[RECORDS PROVIDED]:
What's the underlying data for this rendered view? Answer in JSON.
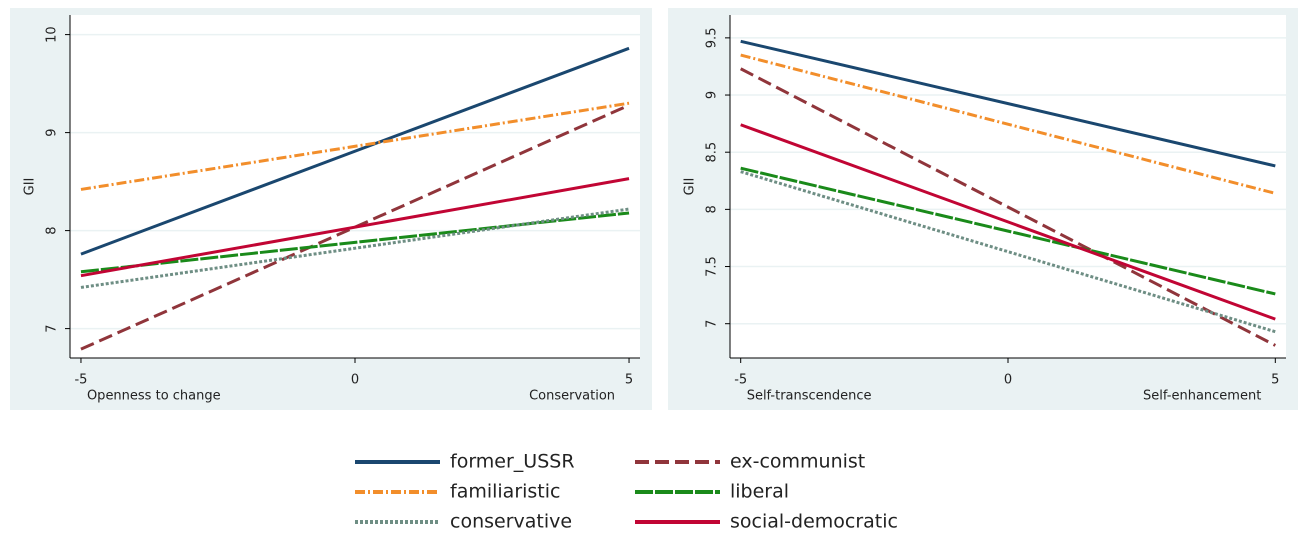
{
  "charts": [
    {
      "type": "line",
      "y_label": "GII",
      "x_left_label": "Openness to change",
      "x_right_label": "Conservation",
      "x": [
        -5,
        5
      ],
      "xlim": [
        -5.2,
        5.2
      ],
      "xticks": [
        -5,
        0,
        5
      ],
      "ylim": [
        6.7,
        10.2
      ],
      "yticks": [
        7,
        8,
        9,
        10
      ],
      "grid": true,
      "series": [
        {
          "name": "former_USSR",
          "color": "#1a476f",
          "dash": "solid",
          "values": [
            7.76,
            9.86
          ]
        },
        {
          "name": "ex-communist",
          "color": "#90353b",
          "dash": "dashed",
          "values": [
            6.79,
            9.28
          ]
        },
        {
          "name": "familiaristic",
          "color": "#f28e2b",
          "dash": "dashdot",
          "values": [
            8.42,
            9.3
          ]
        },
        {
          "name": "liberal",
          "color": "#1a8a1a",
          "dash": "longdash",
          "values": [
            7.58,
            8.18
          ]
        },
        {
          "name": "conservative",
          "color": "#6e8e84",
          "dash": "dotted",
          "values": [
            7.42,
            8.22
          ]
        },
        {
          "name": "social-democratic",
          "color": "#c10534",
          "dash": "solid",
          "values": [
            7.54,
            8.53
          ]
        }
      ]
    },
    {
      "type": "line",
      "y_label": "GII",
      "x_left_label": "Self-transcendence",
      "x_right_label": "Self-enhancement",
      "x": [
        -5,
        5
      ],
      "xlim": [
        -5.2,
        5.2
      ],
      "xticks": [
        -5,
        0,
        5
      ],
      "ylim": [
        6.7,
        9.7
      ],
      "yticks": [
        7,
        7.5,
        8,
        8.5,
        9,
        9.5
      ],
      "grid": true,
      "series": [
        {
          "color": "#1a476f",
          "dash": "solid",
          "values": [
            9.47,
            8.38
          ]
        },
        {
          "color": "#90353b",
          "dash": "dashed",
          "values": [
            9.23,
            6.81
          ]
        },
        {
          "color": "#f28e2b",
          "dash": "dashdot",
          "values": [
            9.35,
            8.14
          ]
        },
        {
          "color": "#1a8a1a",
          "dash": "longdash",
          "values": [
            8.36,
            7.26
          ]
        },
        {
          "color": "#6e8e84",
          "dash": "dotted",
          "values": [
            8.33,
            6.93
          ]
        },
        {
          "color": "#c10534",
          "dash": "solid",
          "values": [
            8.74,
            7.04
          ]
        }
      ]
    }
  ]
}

* * *

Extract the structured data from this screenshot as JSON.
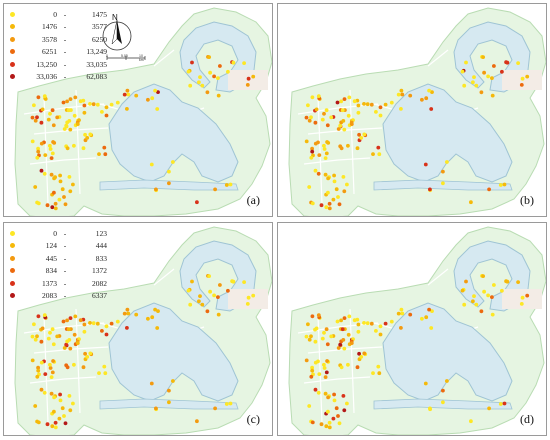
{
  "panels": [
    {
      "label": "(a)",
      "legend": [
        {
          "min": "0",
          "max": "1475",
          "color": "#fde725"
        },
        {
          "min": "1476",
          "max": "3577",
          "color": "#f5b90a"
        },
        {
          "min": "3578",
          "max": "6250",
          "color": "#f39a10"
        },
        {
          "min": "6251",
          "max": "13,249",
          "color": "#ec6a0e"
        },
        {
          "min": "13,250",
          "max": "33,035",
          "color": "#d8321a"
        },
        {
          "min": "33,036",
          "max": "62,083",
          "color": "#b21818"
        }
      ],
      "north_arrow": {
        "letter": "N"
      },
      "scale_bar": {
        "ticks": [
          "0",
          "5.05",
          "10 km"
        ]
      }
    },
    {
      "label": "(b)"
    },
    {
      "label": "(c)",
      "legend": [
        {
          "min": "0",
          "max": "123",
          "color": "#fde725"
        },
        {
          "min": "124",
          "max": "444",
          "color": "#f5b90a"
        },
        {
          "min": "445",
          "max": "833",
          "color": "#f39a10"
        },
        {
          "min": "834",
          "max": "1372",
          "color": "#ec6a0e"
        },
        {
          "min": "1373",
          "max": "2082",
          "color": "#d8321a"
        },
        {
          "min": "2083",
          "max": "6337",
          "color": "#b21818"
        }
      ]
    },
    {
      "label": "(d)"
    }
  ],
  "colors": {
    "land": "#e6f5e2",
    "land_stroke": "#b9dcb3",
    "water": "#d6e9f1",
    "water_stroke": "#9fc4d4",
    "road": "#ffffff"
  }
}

[GIVEN REQUEST]: Find the word "JSON" in the entries above and gather every line that holds it.

[EXERCISE OUTPUT]:
What's the underlying data for this rendered view? Answer in JSON.
Extract the structured data from this screenshot as JSON.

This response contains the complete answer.